▶ [The tasks]:
**1.** Reproduce the passage of the Hitchcock Experience description starting with "We take the" and going on through "interesting research issues.".
**2.** In the Hitchcock Experience description, which scene from North by Northwest does the project invite the spectator to experience from the inside?
**3.** Continue the description of the Hitchcock Experience project from the point where it stops.

▶ [Text]:

--- begin ---

Ecole des arts decoratifs - PSL
Title: The Hitchcock Experience - a Spatial Montage project
Description:
This paper describes an ongoing art project exploring the generalization of classical montage theory to the emerging technology of “room scale VR”.
We take the emblematic “crop duster” scene in Alfred Hitchcock's North by Northwest and invite the spectator to experience it “from the inside”.
This raises interesting research issues.
How to inhabit this cinematic story world? How can the traditional tools of cinematography and montage be used to direct the audience in this new kind of experience? How can the rhythm of the spectator's body be matched to the rhythm of George Tomasini’s (Hitchcock’s editor) fast pace editing? And what form can this montage take and for what aesthetic and dramaturgical effects? To answer these questions, we propose the experiment of a montage that adapts in real time to the displacements of the body and the gaze of the spectator, engaging a dialectic between narrative rhythm and bodily rhythm.

--- end ---

▶ [Given records]:

--- begin ---

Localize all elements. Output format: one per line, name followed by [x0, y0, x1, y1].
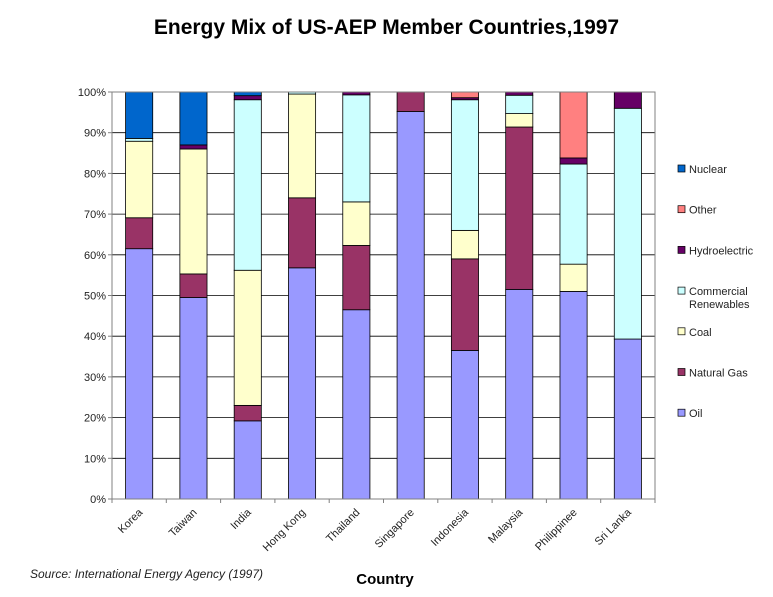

--- end ---
--- begin ---

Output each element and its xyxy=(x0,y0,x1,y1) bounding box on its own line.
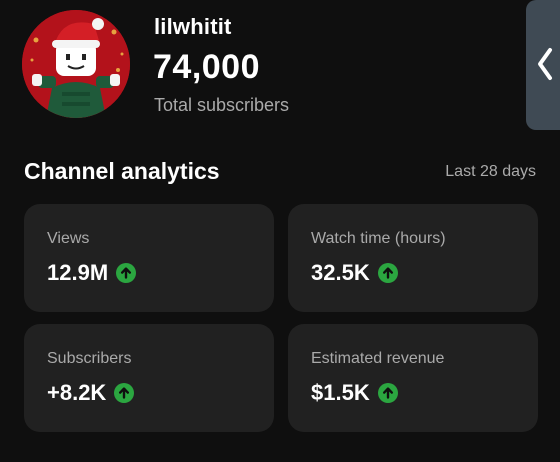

--- end ---

▶ [Written answers]:
**1.**
We take the emblematic “crop duster” scene in Alfred Hitchcock's North by Northwest and invite the spectator to experience it “from the inside”.
This raises interesting research issues.

**2.** The "crop duster" scene.

**3.**
We propose new algorithmic tools to transport the audience into the story as originally planned by Hitchcock while at the same time respecting the behaviors of the audience to guide the experience.
In doing so, we seek to create a new form of relationship between the author of a narrative experience in virtual reality and the spectator who explores and activates the experience with his own body.